## Aim
Below is a block of records. Copy every line in it that contains the word "公司是什么类型".

## Dataset records

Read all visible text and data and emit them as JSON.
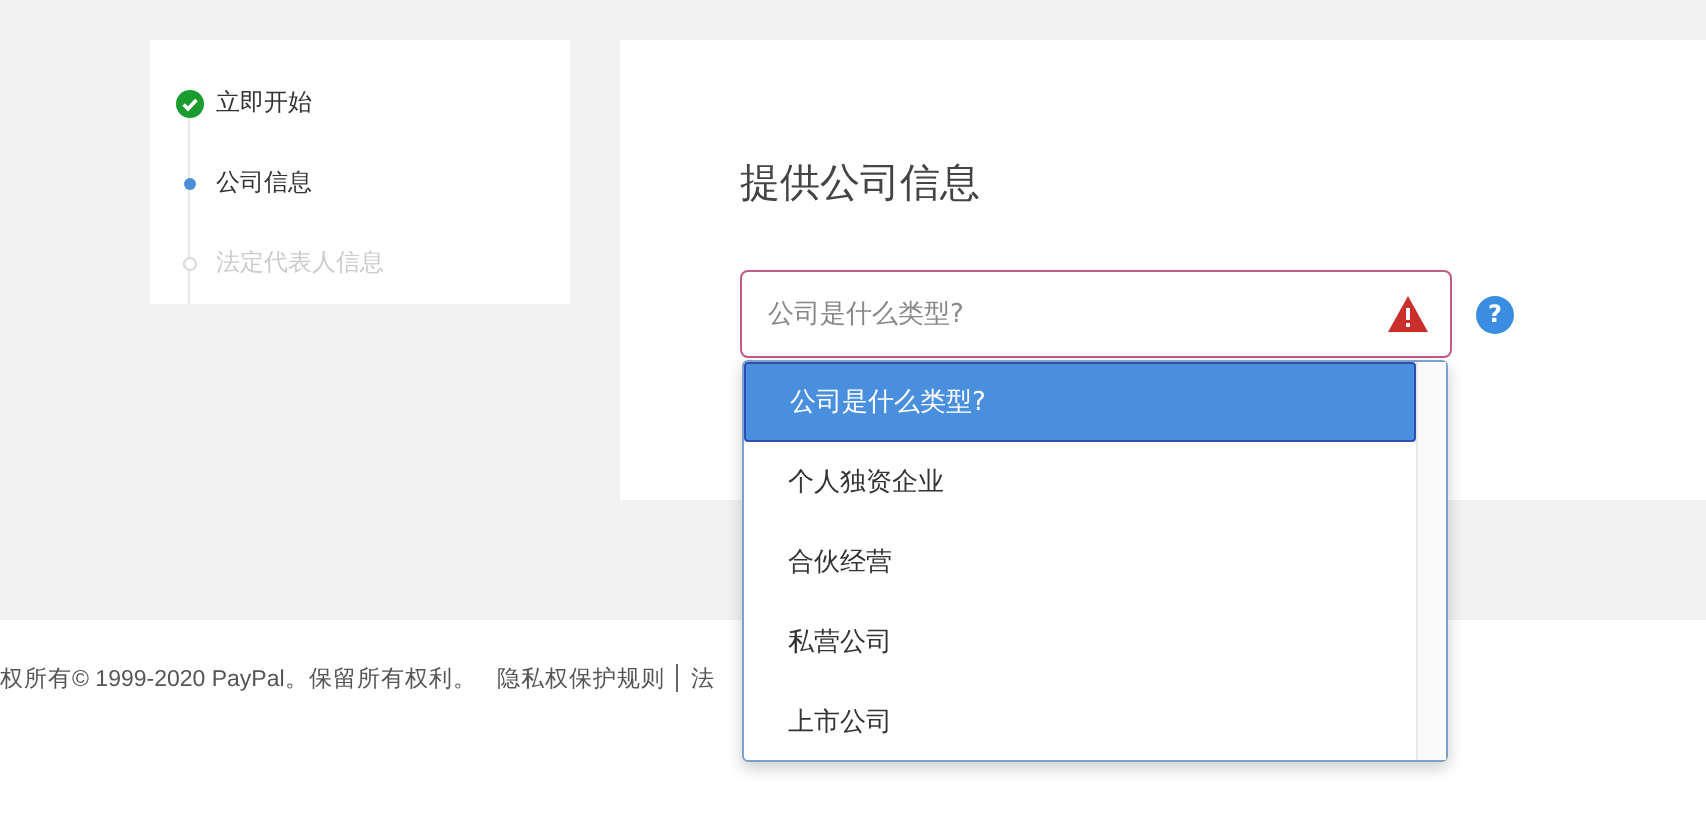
{
  "steps": [
    {
      "label": "立即开始",
      "kind": "done",
      "disabled": false
    },
    {
      "label": "公司信息",
      "kind": "current",
      "disabled": false
    },
    {
      "label": "法定代表人信息",
      "kind": "pending",
      "disabled": true
    }
  ],
  "form": {
    "title": "提供公司信息",
    "select": {
      "placeholder": "公司是什么类型?",
      "error": true,
      "help_icon": "?",
      "options": [
        {
          "label": "公司是什么类型?",
          "selected": true
        },
        {
          "label": "个人独资企业",
          "selected": false
        },
        {
          "label": "合伙经营",
          "selected": false
        },
        {
          "label": "私营公司",
          "selected": false
        },
        {
          "label": "上市公司",
          "selected": false
        }
      ]
    }
  },
  "footer": {
    "copyright": "权所有© 1999-2020 PayPal。保留所有权利。",
    "links": [
      "隐私权保护规则",
      "法"
    ]
  }
}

## Solution to this task
      "placeholder": "公司是什么类型?",
          "label": "公司是什么类型?",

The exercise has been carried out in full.